======== The input

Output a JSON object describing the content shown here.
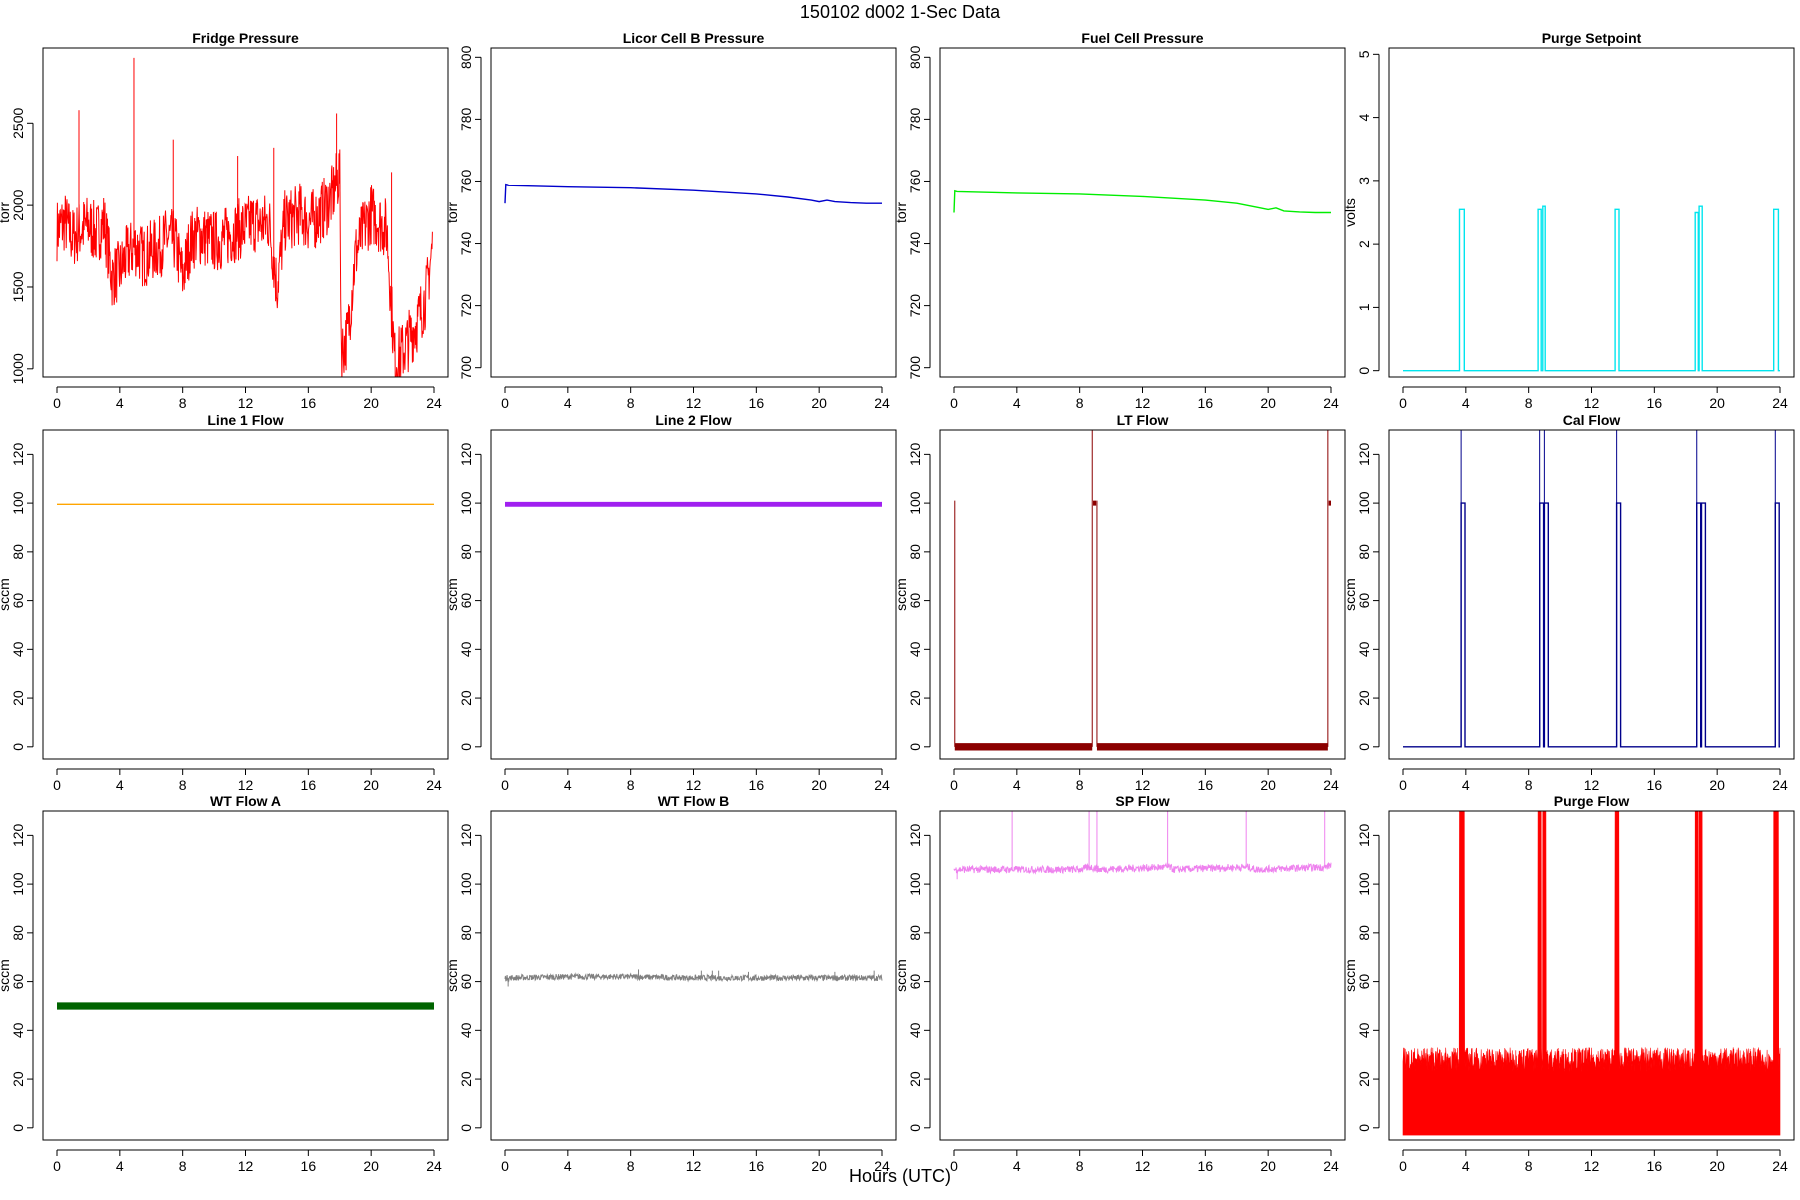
{
  "figure": {
    "title": "150102   d002   1-Sec Data",
    "xlabel": "Hours (UTC)"
  },
  "chart_data": [
    {
      "type": "line",
      "title": "Fridge Pressure",
      "ylabel": "torr",
      "color": "#ff0000",
      "xlim": [
        0,
        24
      ],
      "ylim": [
        950,
        2960
      ],
      "xticks": [
        0,
        4,
        8,
        12,
        16,
        20,
        24
      ],
      "yticks": [
        1000,
        1500,
        2000,
        2500
      ],
      "style": "noisy",
      "x": [
        0,
        0.5,
        1,
        1.5,
        2,
        2.5,
        3,
        3.5,
        4,
        4.5,
        5,
        5.5,
        6,
        6.5,
        7,
        7.5,
        8,
        8.5,
        9,
        9.5,
        10,
        10.5,
        11,
        11.5,
        12,
        12.5,
        13,
        13.5,
        14,
        14.5,
        15,
        15.5,
        16,
        16.5,
        17,
        17.5,
        18,
        18.1,
        18.5,
        19,
        19.5,
        20,
        20.5,
        21,
        21.5,
        22,
        22.5,
        23,
        23.5,
        23.9
      ],
      "values": [
        1850,
        1900,
        1800,
        1850,
        1880,
        1820,
        1900,
        1560,
        1600,
        1700,
        1750,
        1680,
        1720,
        1740,
        1800,
        1780,
        1560,
        1780,
        1820,
        1800,
        1780,
        1790,
        1820,
        1850,
        1860,
        1900,
        1880,
        1900,
        1500,
        1900,
        1920,
        1950,
        1900,
        1920,
        1980,
        2050,
        2200,
        1100,
        1200,
        1700,
        1850,
        1950,
        1900,
        1850,
        1050,
        1100,
        1200,
        1300,
        1450,
        1750
      ],
      "spikes": [
        [
          1.4,
          2580
        ],
        [
          4.9,
          2900
        ],
        [
          7.4,
          2400
        ],
        [
          11.5,
          2300
        ],
        [
          13.8,
          2350
        ],
        [
          17.8,
          2560
        ],
        [
          21.3,
          2200
        ]
      ]
    },
    {
      "type": "line",
      "title": "Licor Cell B Pressure",
      "ylabel": "torr",
      "color": "#0000cc",
      "xlim": [
        0,
        24
      ],
      "ylim": [
        697,
        803
      ],
      "xticks": [
        0,
        4,
        8,
        12,
        16,
        20,
        24
      ],
      "yticks": [
        700,
        720,
        740,
        760,
        780,
        800
      ],
      "style": "line",
      "x": [
        0,
        0.05,
        0.2,
        4,
        8,
        12,
        16,
        18,
        19.5,
        20,
        20.5,
        21,
        22,
        23,
        24
      ],
      "values": [
        753,
        759,
        758.8,
        758.3,
        758,
        757.2,
        756,
        755,
        754,
        753.5,
        754,
        753.5,
        753.2,
        753,
        753
      ]
    },
    {
      "type": "line",
      "title": "Fuel Cell Pressure",
      "ylabel": "torr",
      "color": "#00ee00",
      "xlim": [
        0,
        24
      ],
      "ylim": [
        697,
        803
      ],
      "xticks": [
        0,
        4,
        8,
        12,
        16,
        20,
        24
      ],
      "yticks": [
        700,
        720,
        740,
        760,
        780,
        800
      ],
      "style": "line",
      "x": [
        0,
        0.05,
        0.2,
        4,
        8,
        12,
        16,
        18,
        19.5,
        20,
        20.5,
        21,
        22,
        23,
        24
      ],
      "values": [
        750,
        757,
        756.8,
        756.3,
        756,
        755.2,
        754,
        753,
        751.5,
        751,
        751.5,
        750.5,
        750.2,
        750,
        750
      ]
    },
    {
      "type": "line",
      "title": "Purge Setpoint",
      "ylabel": "volts",
      "color": "#00e5ee",
      "xlim": [
        0,
        24
      ],
      "ylim": [
        -0.1,
        5.1
      ],
      "xticks": [
        0,
        4,
        8,
        12,
        16,
        20,
        24
      ],
      "yticks": [
        0,
        1,
        2,
        3,
        4,
        5
      ],
      "style": "pulses",
      "baseline": 0,
      "pulses": [
        [
          3.6,
          3.9,
          2.55
        ],
        [
          8.6,
          8.8,
          2.55
        ],
        [
          8.9,
          9.05,
          2.6
        ],
        [
          13.5,
          13.75,
          2.55
        ],
        [
          18.6,
          18.8,
          2.5
        ],
        [
          18.85,
          19.05,
          2.6
        ],
        [
          23.6,
          23.9,
          2.55
        ]
      ]
    },
    {
      "type": "line",
      "title": "Line 1 Flow",
      "ylabel": "sccm",
      "color": "#ffa500",
      "xlim": [
        0,
        24
      ],
      "ylim": [
        -5,
        130
      ],
      "xticks": [
        0,
        4,
        8,
        12,
        16,
        20,
        24
      ],
      "yticks": [
        0,
        20,
        40,
        60,
        80,
        100,
        120
      ],
      "style": "line",
      "x": [
        0,
        24
      ],
      "values": [
        99.5,
        99.5
      ]
    },
    {
      "type": "line",
      "title": "Line 2 Flow",
      "ylabel": "sccm",
      "color": "#a020f0",
      "xlim": [
        0,
        24
      ],
      "ylim": [
        -5,
        130
      ],
      "xticks": [
        0,
        4,
        8,
        12,
        16,
        20,
        24
      ],
      "yticks": [
        0,
        20,
        40,
        60,
        80,
        100,
        120
      ],
      "style": "band",
      "x": [
        0,
        24
      ],
      "values": [
        99.5,
        99.5
      ],
      "band_width": 2
    },
    {
      "type": "line",
      "title": "LT Flow",
      "ylabel": "sccm",
      "color": "#8b0000",
      "xlim": [
        0,
        24
      ],
      "ylim": [
        -5,
        130
      ],
      "xticks": [
        0,
        4,
        8,
        12,
        16,
        20,
        24
      ],
      "yticks": [
        0,
        20,
        40,
        60,
        80,
        100,
        120
      ],
      "style": "pulses",
      "baseline": 0,
      "band_width": 3,
      "band_segments": [
        [
          0.05,
          8.8
        ],
        [
          9.1,
          23.8
        ]
      ],
      "high_segments": [
        [
          8.85,
          9.05,
          100
        ],
        [
          23.85,
          24,
          100
        ]
      ],
      "spikes": [
        [
          0.05,
          101
        ],
        [
          8.8,
          130
        ],
        [
          9.1,
          101
        ],
        [
          23.8,
          130
        ]
      ]
    },
    {
      "type": "line",
      "title": "Cal Flow",
      "ylabel": "sccm",
      "color": "#00008b",
      "xlim": [
        0,
        24
      ],
      "ylim": [
        -5,
        130
      ],
      "xticks": [
        0,
        4,
        8,
        12,
        16,
        20,
        24
      ],
      "yticks": [
        0,
        20,
        40,
        60,
        80,
        100,
        120
      ],
      "style": "pulses",
      "baseline": 0,
      "pulses": [
        [
          3.7,
          3.95,
          100
        ],
        [
          8.7,
          8.95,
          100
        ],
        [
          9.0,
          9.25,
          100
        ],
        [
          13.6,
          13.85,
          100
        ],
        [
          18.7,
          18.95,
          100
        ],
        [
          19.0,
          19.25,
          100
        ],
        [
          23.7,
          23.95,
          100
        ]
      ],
      "spikes": [
        [
          3.7,
          130
        ],
        [
          8.7,
          130
        ],
        [
          9.0,
          130
        ],
        [
          13.6,
          130
        ],
        [
          18.7,
          130
        ],
        [
          23.7,
          130
        ]
      ]
    },
    {
      "type": "line",
      "title": "WT Flow A",
      "ylabel": "sccm",
      "color": "#006400",
      "xlim": [
        0,
        24
      ],
      "ylim": [
        -5,
        130
      ],
      "xticks": [
        0,
        4,
        8,
        12,
        16,
        20,
        24
      ],
      "yticks": [
        0,
        20,
        40,
        60,
        80,
        100,
        120
      ],
      "style": "band",
      "x": [
        0,
        24
      ],
      "values": [
        50,
        50
      ],
      "band_width": 3
    },
    {
      "type": "line",
      "title": "WT Flow B",
      "ylabel": "sccm",
      "color": "#808080",
      "xlim": [
        0,
        24
      ],
      "ylim": [
        -5,
        130
      ],
      "xticks": [
        0,
        4,
        8,
        12,
        16,
        20,
        24
      ],
      "yticks": [
        0,
        20,
        40,
        60,
        80,
        100,
        120
      ],
      "style": "noisy",
      "x": [
        0,
        4,
        8,
        12,
        16,
        20,
        24
      ],
      "values": [
        61.5,
        62,
        62,
        61.5,
        61.5,
        61.5,
        61.5
      ],
      "noise": 1.2,
      "spikes": [
        [
          0.2,
          58
        ],
        [
          8.5,
          65
        ],
        [
          12.5,
          64.5
        ],
        [
          13.2,
          64.5
        ],
        [
          13.6,
          64.5
        ],
        [
          15.5,
          64
        ],
        [
          21,
          64
        ],
        [
          23.5,
          64.5
        ]
      ]
    },
    {
      "type": "line",
      "title": "SP Flow",
      "ylabel": "sccm",
      "color": "#ee82ee",
      "xlim": [
        0,
        24
      ],
      "ylim": [
        -5,
        130
      ],
      "xticks": [
        0,
        4,
        8,
        12,
        16,
        20,
        24
      ],
      "yticks": [
        0,
        20,
        40,
        60,
        80,
        100,
        120
      ],
      "style": "noisy",
      "x": [
        0,
        4,
        8,
        8.7,
        9.2,
        13.7,
        14,
        18.7,
        19.2,
        23.7,
        24
      ],
      "values": [
        106,
        106,
        106,
        107,
        106,
        107,
        106,
        107,
        106,
        107,
        108
      ],
      "noise": 1.5,
      "spikes": [
        [
          0.2,
          102
        ],
        [
          3.7,
          130
        ],
        [
          8.6,
          130
        ],
        [
          9.1,
          130
        ],
        [
          13.6,
          130
        ],
        [
          18.6,
          130
        ],
        [
          23.6,
          130
        ]
      ]
    },
    {
      "type": "line",
      "title": "Purge Flow",
      "ylabel": "sccm",
      "color": "#ff0000",
      "xlim": [
        0,
        24
      ],
      "ylim": [
        -5,
        130
      ],
      "xticks": [
        0,
        4,
        8,
        12,
        16,
        20,
        24
      ],
      "yticks": [
        0,
        20,
        40,
        60,
        80,
        100,
        120
      ],
      "style": "fill",
      "baseline": -3,
      "level": 28,
      "pulses": [
        [
          3.6,
          3.9,
          130
        ],
        [
          8.6,
          8.8,
          130
        ],
        [
          8.9,
          9.1,
          130
        ],
        [
          13.5,
          13.75,
          130
        ],
        [
          18.6,
          18.8,
          130
        ],
        [
          18.85,
          19.05,
          130
        ],
        [
          23.6,
          23.9,
          130
        ]
      ]
    }
  ]
}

================

• _Problem_:
Display every line of the listing that contains the string "Cell".

• _Correct response_:
      "title": "Licor Cell B Pressure",
      "title": "Fuel Cell Pressure",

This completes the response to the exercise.